(WHAT THE TASK REQUIRES): Give the listing again in full, exactly as written.

Records about charts and figures

'''

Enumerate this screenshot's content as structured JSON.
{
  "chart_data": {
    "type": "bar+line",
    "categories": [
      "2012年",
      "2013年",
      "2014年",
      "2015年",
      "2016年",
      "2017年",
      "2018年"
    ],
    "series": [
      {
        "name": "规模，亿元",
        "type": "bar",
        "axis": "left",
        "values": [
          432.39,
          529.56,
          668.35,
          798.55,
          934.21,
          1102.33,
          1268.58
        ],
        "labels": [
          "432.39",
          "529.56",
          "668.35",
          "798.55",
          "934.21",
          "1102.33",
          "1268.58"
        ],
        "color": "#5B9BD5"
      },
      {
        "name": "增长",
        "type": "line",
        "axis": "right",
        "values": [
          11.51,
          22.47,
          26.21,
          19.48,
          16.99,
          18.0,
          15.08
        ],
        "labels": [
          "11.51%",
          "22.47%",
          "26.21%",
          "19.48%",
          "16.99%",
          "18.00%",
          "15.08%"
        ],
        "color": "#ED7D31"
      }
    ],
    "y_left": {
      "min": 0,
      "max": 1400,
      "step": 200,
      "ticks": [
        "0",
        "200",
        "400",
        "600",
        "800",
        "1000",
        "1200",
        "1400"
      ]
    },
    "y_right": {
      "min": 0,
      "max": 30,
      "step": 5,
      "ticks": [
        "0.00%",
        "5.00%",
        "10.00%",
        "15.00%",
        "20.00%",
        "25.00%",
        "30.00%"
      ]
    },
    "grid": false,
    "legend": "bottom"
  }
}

'''

(RESULT FOR THIS TASK):
Enumerate this screenshot's content as structured JSON.
{
  "chart_data": {
    "type": "bar+line",
    "categories": [
      "2012年",
      "2013年",
      "2014年",
      "2015年",
      "2016年",
      "2017年",
      "2018年"
    ],
    "series": [
      {
        "name": "规模，亿元",
        "type": "bar",
        "axis": "left",
        "values": [
          432.39,
          529.56,
          668.35,
          798.55,
          934.21,
          1102.33,
          1268.58
        ],
        "labels": [
          "432.39",
          "529.56",
          "668.35",
          "798.55",
          "934.21",
          "1102.33",
          "1268.58"
        ],
        "color": "#5B9BD5"
      },
      {
        "name": "增长",
        "type": "line",
        "axis": "right",
        "values": [
          11.51,
          22.47,
          26.21,
          19.48,
          16.99,
          18.0,
          15.08
        ],
        "labels": [
          "11.51%",
          "22.47%",
          "26.21%",
          "19.48%",
          "16.99%",
          "18.00%",
          "15.08%"
        ],
        "color": "#ED7D31"
      }
    ],
    "y_left": {
      "min": 0,
      "max": 1400,
      "step": 200,
      "ticks": [
        "0",
        "200",
        "400",
        "600",
        "800",
        "1000",
        "1200",
        "1400"
      ]
    },
    "y_right": {
      "min": 0,
      "max": 30,
      "step": 5,
      "ticks": [
        "0.00%",
        "5.00%",
        "10.00%",
        "15.00%",
        "20.00%",
        "25.00%",
        "30.00%"
      ]
    },
    "grid": false,
    "legend": "bottom"
  }
}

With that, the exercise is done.